## START

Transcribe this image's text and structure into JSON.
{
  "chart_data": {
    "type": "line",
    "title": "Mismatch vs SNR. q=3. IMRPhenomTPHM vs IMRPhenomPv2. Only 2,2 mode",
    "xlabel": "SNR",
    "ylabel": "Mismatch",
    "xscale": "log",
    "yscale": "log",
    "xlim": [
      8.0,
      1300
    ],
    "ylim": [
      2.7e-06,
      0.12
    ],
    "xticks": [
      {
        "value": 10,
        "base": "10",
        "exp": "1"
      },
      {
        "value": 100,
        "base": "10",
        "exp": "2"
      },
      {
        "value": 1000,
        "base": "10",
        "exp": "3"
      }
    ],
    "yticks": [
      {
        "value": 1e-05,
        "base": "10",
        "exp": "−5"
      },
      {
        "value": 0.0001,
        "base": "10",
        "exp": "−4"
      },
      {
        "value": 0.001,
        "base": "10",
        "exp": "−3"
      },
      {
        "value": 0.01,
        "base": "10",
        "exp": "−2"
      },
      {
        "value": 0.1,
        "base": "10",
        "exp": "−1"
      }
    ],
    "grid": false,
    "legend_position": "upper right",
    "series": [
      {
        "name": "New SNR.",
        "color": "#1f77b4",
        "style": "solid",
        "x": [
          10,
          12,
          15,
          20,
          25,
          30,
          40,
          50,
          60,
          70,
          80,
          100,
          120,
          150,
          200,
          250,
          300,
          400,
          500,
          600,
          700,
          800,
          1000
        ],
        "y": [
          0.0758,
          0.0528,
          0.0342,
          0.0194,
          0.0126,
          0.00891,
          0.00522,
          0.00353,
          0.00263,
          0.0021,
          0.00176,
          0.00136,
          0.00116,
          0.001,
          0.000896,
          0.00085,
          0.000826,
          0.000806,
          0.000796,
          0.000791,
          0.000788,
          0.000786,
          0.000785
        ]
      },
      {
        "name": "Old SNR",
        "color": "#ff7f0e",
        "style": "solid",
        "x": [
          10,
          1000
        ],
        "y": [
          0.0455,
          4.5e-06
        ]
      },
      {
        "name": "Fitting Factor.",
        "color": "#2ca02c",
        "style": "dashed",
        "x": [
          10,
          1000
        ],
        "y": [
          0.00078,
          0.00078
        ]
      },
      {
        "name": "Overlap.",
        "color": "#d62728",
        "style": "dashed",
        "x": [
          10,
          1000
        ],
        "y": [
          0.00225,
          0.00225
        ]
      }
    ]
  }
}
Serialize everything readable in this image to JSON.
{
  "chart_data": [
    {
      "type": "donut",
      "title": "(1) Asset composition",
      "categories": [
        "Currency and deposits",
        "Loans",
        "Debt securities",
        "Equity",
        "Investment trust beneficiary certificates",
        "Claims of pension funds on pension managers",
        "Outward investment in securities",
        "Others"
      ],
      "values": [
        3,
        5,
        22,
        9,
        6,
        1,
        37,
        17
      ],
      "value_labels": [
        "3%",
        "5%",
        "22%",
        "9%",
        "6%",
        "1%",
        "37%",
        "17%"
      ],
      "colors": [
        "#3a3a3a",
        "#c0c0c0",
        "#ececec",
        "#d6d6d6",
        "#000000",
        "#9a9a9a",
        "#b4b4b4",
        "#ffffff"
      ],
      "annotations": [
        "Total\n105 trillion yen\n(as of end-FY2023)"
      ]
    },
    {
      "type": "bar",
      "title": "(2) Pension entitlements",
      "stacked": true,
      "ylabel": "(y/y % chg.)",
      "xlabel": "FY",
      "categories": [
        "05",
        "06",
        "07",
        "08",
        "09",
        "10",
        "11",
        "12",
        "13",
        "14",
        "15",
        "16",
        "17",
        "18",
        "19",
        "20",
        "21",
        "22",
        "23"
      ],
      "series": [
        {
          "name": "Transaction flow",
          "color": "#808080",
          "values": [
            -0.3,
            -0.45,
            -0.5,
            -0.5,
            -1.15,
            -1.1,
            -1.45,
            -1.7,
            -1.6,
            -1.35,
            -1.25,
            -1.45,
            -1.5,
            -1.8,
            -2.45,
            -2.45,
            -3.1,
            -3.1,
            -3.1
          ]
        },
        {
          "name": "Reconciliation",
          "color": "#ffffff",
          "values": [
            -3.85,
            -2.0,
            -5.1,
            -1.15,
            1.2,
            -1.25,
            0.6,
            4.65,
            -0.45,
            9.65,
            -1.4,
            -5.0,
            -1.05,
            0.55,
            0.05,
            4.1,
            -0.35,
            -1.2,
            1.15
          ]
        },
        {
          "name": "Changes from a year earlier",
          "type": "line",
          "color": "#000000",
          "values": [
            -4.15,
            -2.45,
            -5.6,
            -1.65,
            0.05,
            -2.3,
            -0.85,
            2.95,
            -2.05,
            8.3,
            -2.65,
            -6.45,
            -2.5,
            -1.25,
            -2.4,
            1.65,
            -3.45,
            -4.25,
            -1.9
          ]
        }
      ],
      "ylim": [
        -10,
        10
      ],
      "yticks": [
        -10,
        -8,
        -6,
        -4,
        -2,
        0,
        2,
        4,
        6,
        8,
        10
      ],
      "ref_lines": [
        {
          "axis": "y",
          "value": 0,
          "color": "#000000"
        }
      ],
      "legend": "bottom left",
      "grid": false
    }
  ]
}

## END

What needs to be done:
Please reproduce each line exactly as written.

Written response:
Transcribe this image's text and structure into JSON.
{
  "chart_data": {
    "type": "line",
    "title": "Mismatch vs SNR. q=3. IMRPhenomTPHM vs IMRPhenomPv2. Only 2,2 mode",
    "xlabel": "SNR",
    "ylabel": "Mismatch",
    "xscale": "log",
    "yscale": "log",
    "xlim": [
      8.0,
      1300
    ],
    "ylim": [
      2.7e-06,
      0.12
    ],
    "xticks": [
      {
        "value": 10,
        "base": "10",
        "exp": "1"
      },
      {
        "value": 100,
        "base": "10",
        "exp": "2"
      },
      {
        "value": 1000,
        "base": "10",
        "exp": "3"
      }
    ],
    "yticks": [
      {
        "value": 1e-05,
        "base": "10",
        "exp": "−5"
      },
      {
        "value": 0.0001,
        "base": "10",
        "exp": "−4"
      },
      {
        "value": 0.001,
        "base": "10",
        "exp": "−3"
      },
      {
        "value": 0.01,
        "base": "10",
        "exp": "−2"
      },
      {
        "value": 0.1,
        "base": "10",
        "exp": "−1"
      }
    ],
    "grid": false,
    "legend_position": "upper right",
    "series": [
      {
        "name": "New SNR.",
        "color": "#1f77b4",
        "style": "solid",
        "x": [
          10,
          12,
          15,
          20,
          25,
          30,
          40,
          50,
          60,
          70,
          80,
          100,
          120,
          150,
          200,
          250,
          300,
          400,
          500,
          600,
          700,
          800,
          1000
        ],
        "y": [
          0.0758,
          0.0528,
          0.0342,
          0.0194,
          0.0126,
          0.00891,
          0.00522,
          0.00353,
          0.00263,
          0.0021,
          0.00176,
          0.00136,
          0.00116,
          0.001,
          0.000896,
          0.00085,
          0.000826,
          0.000806,
          0.000796,
          0.000791,
          0.000788,
          0.000786,
          0.000785
        ]
      },
      {
        "name": "Old SNR",
        "color": "#ff7f0e",
        "style": "solid",
        "x": [
          10,
          1000
        ],
        "y": [
          0.0455,
          4.5e-06
        ]
      },
      {
        "name": "Fitting Factor.",
        "color": "#2ca02c",
        "style": "dashed",
        "x": [
          10,
          1000
        ],
        "y": [
          0.00078,
          0.00078
        ]
      },
      {
        "name": "Overlap.",
        "color": "#d62728",
        "style": "dashed",
        "x": [
          10,
          1000
        ],
        "y": [
          0.00225,
          0.00225
        ]
      }
    ]
  }
}
Serialize everything readable in this image to JSON.
{
  "chart_data": [
    {
      "type": "donut",
      "title": "(1) Asset composition",
      "categories": [
        "Currency and deposits",
        "Loans",
        "Debt securities",
        "Equity",
        "Investment trust beneficiary certificates",
        "Claims of pension funds on pension managers",
        "Outward investment in securities",
        "Others"
      ],
      "values": [
        3,
        5,
        22,
        9,
        6,
        1,
        37,
        17
      ],
      "value_labels": [
        "3%",
        "5%",
        "22%",
        "9%",
        "6%",
        "1%",
        "37%",
        "17%"
      ],
      "colors": [
        "#3a3a3a",
        "#c0c0c0",
        "#ececec",
        "#d6d6d6",
        "#000000",
        "#9a9a9a",
        "#b4b4b4",
        "#ffffff"
      ],
      "annotations": [
        "Total\n105 trillion yen\n(as of end-FY2023)"
      ]
    },
    {
      "type": "bar",
      "title": "(2) Pension entitlements",
      "stacked": true,
      "ylabel": "(y/y % chg.)",
      "xlabel": "FY",
      "categories": [
        "05",
        "06",
        "07",
        "08",
        "09",
        "10",
        "11",
        "12",
        "13",
        "14",
        "15",
        "16",
        "17",
        "18",
        "19",
        "20",
        "21",
        "22",
        "23"
      ],
      "series": [
        {
          "name": "Transaction flow",
          "color": "#808080",
          "values": [
            -0.3,
            -0.45,
            -0.5,
            -0.5,
            -1.15,
            -1.1,
            -1.45,
            -1.7,
            -1.6,
            -1.35,
            -1.25,
            -1.45,
            -1.5,
            -1.8,
            -2.45,
            -2.45,
            -3.1,
            -3.1,
            -3.1
          ]
        },
        {
          "name": "Reconciliation",
          "color": "#ffffff",
          "values": [
            -3.85,
            -2.0,
            -5.1,
            -1.15,
            1.2,
            -1.25,
            0.6,
            4.65,
            -0.45,
            9.65,
            -1.4,
            -5.0,
            -1.05,
            0.55,
            0.05,
            4.1,
            -0.35,
            -1.2,
            1.15
          ]
        },
        {
          "name": "Changes from a year earlier",
          "type": "line",
          "color": "#000000",
          "values": [
            -4.15,
            -2.45,
            -5.6,
            -1.65,
            0.05,
            -2.3,
            -0.85,
            2.95,
            -2.05,
            8.3,
            -2.65,
            -6.45,
            -2.5,
            -1.25,
            -2.4,
            1.65,
            -3.45,
            -4.25,
            -1.9
          ]
        }
      ],
      "ylim": [
        -10,
        10
      ],
      "yticks": [
        -10,
        -8,
        -6,
        -4,
        -2,
        0,
        2,
        4,
        6,
        8,
        10
      ],
      "ref_lines": [
        {
          "axis": "y",
          "value": 0,
          "color": "#000000"
        }
      ],
      "legend": "bottom left",
      "grid": false
    }
  ]
}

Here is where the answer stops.